Brano proposto —
L’ascensore di Trump
L’impatto di Donald Trump è più indiretto. Il presidente degli Stati Uniti, eletto da soli due mesi, è poco avvezzo alle questioni politiche europee e non ha certo molto tempo da dedicare a una campagna elettorale francese che risulta assai strana ai suoi occhi.

In visita a New York all’inizio di gennaio, Marine Le Pen ha potuto accedere solamente all’ingresso della Trump Tower, dove sperava senza dubbio, come ha fatto Nigel Farage, leader della Brexit britannica, di posare a fianco del presidente eletto davanti all’ascensore dorato del grattacielo. Ma ha avuto meno risalto di quello che avrebbe trovato due mesi dopo a Mosca.

Tuttavia l’elezione dell’improbabile candidato repubblicano “antisistema” ha contribuito a rafforzare la credibilità di una possibile vittoria di Marine Le Pen, sia in nome di un possibile “effetto domino” sia alla luce di una più diffusa spinta populista, dopo la Brexit e le elezioni statunitensi, ma anche a causa dei punti di convergenza nei programmi (lotta all’immigrazione e all’islam, protezionismo).

Il presidente degli Stati Uniti, inoltre, è euroscettico come la candidata del Front national, una posizione che rafforza la crociata lepenista contro l’Unione europea.

L’ombra di questi due ingombranti ‘padrini’ sulla campagna francese provoca reazioni tra gli avversari di Le Pen

Resta da capire se, al di là di questa legittimazione politica indiretta, le reti d’estrema destra statunitensi, che si fanno forti della vittoria di Trump, sosterranno attivamente la campagna del Front national.

Breitbart News, il sito della alt-right un tempo guidato dal consigliere speciale della Casa Bianca Stephen Bannon (il Rasputin di Trump, come lo chiama il giornalista del New York Times Thomas Friedman) aveva annunciato la sua intenzione di lanciare un’edizione in francese. Ma il progetto non vedrà la luce prima delle elezioni francesi.

L’ombra di questi due ingombranti “padrini” sulla campagna francese provoca delle reazioni. Jean-Luc Mélenchon, il candidato della sinistra radicale, per esempio, ha ritenuto utile, il 26 marzo, condannare l’incontro tra Marine Le Pen e Vladimir Putin, nonostante lui stesso abbia avuto in passato un atteggiamento compiacente nei confronti della Russia.

Consegna —
Prosegui il brano su Trump e la campagna elettorale di Marine Le Pen, riprendendo subito dopo la sua ultima frase.

[Elementi archiviati del dataset]
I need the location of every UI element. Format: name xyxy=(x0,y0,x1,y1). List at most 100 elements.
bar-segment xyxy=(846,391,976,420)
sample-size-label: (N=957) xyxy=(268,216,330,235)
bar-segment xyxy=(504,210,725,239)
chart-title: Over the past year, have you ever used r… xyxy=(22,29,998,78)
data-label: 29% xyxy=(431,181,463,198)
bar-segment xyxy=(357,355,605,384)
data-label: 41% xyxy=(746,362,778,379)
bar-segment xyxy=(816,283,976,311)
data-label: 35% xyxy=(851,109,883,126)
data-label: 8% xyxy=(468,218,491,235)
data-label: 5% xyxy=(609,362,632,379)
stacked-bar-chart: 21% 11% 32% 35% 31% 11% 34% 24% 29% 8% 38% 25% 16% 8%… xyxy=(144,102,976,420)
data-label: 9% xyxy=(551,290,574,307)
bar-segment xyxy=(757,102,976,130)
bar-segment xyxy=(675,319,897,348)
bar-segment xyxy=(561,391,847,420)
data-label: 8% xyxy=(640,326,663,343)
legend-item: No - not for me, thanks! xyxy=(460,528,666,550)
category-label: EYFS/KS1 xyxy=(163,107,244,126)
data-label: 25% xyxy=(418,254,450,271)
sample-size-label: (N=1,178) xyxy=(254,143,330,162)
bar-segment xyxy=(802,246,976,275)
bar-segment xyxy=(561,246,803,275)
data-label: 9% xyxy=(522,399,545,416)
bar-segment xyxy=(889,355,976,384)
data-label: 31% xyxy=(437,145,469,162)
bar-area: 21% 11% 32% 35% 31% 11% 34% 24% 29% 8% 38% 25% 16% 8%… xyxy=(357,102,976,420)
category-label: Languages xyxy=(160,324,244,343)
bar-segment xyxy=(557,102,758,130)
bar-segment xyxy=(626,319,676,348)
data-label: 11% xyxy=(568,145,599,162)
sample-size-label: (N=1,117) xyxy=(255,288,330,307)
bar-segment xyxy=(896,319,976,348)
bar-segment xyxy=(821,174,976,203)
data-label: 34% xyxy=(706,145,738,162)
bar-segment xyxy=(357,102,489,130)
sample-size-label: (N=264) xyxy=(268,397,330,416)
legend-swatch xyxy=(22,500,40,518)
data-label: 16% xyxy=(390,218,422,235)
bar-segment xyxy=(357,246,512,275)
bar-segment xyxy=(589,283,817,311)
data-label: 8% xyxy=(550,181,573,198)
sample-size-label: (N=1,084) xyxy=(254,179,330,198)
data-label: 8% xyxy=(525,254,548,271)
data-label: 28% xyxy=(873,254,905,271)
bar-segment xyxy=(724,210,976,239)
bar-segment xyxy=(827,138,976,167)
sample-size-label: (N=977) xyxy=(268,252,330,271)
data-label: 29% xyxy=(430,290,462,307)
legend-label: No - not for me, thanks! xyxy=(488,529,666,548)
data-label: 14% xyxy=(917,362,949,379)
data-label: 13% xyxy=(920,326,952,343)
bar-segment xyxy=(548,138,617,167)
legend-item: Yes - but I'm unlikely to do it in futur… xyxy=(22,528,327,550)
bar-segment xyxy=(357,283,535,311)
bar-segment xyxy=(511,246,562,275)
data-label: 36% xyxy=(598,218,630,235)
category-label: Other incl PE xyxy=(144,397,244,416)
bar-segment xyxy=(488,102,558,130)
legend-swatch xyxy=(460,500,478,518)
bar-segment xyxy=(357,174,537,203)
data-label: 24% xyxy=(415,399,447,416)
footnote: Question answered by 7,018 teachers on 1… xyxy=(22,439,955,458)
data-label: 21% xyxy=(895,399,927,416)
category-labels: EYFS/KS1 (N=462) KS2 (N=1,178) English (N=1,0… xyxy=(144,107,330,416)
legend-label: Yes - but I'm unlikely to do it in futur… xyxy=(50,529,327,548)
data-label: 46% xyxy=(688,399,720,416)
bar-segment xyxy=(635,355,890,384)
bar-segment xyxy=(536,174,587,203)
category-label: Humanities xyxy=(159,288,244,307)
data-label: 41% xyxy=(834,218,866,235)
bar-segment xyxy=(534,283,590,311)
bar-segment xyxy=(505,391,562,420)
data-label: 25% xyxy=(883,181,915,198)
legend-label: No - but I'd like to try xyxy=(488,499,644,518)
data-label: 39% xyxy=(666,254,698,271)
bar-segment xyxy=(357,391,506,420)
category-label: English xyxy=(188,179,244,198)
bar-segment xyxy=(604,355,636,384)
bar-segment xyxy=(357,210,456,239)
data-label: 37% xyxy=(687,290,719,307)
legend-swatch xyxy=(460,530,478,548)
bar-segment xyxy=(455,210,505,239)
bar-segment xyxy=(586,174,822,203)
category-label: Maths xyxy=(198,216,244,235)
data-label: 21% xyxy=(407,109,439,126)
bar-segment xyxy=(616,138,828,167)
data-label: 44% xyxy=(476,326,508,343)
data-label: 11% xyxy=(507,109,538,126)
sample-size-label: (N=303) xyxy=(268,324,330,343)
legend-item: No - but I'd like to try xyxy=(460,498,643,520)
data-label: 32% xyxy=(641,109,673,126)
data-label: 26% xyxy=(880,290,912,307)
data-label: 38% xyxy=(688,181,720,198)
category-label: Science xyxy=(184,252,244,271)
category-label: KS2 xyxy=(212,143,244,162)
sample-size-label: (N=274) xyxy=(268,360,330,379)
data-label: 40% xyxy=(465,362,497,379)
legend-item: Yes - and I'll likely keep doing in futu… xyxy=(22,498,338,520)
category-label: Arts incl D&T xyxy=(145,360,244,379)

Risposta —
“Marine Le Pen ha fatto due errori”, ha detto Mélenchon durante un suo comizio a Rennes. “Il primo è di andare a incontrare Vladimir Putin in piena campagna elettorale. Spero che adesso le cose siano chiare a quanti mi hanno costantemente accusato d’intrattenere dei rapporti di non so quale tipo con Putin solo perché, fin dall’inizio, dico che occorre rendere i russi dei partner, qualunque sia la situazione. Non ho alcun rapporto d’amicizia con quest’uomo, né relazioni né punti di contatto tali da spingermi, in piena campagna elettorale, ad andare a cercare presso di lui una stretta di mani che getta discredito su chi la chiede, a causa del contesto nel quale ci troviamo”. Poi ha aggiunto: “Le Pen ha fatto un terribile errore. I dirigenti russi non sono più sentimentali di me in materia di relazioni internazionali, credono solo a quel che esiste, credono solo a quel che è forte, vedono innanzitutto il loro interesse, e non gliene faccio una colpa. Credo che abbiamo degli interessi in comune. A noi francesi interessa prima di tutto la pace nel continente. Non andremo mai a fare la guerra per una imprecisata ragione esterna ai nostri interessi (…). Il secondo errore è essere andata a discutere con quell’antisemita omofobo [Vitaly Milonov] che in Russia ha proposto leggi contro gli omosessuali. No, la Francia non è questo!”, ha esclamato in mezzo agli applausi.

Jean-Luc Melénchon ha approfittato dell’occasione per regolare i suoi conti con il candidato socialista Benoît Hamon, che l’aveva criticato per le sue ambiguità a proposito della Russia. Ha infatti replicato denunciando la visita di Hamon a Jean-Claude Juncker, il presidente della Commissione europea, a Bruxelles.

Questi scambi indiretti lasciano presagire degli scontri più accesi sulle questioni internazionali, nel corso dei prossimi dibattiti prima del primo turno e soprattutto in vista del ballottaggio. Donald Trump e Vladimir Putin non saranno invitati, ma saranno comunque ben presenti nei dibattiti, come amici che hanno aperto la strada o come spauracchi contro i quali bisognerà premunirsi. A decidere saranno i francesi.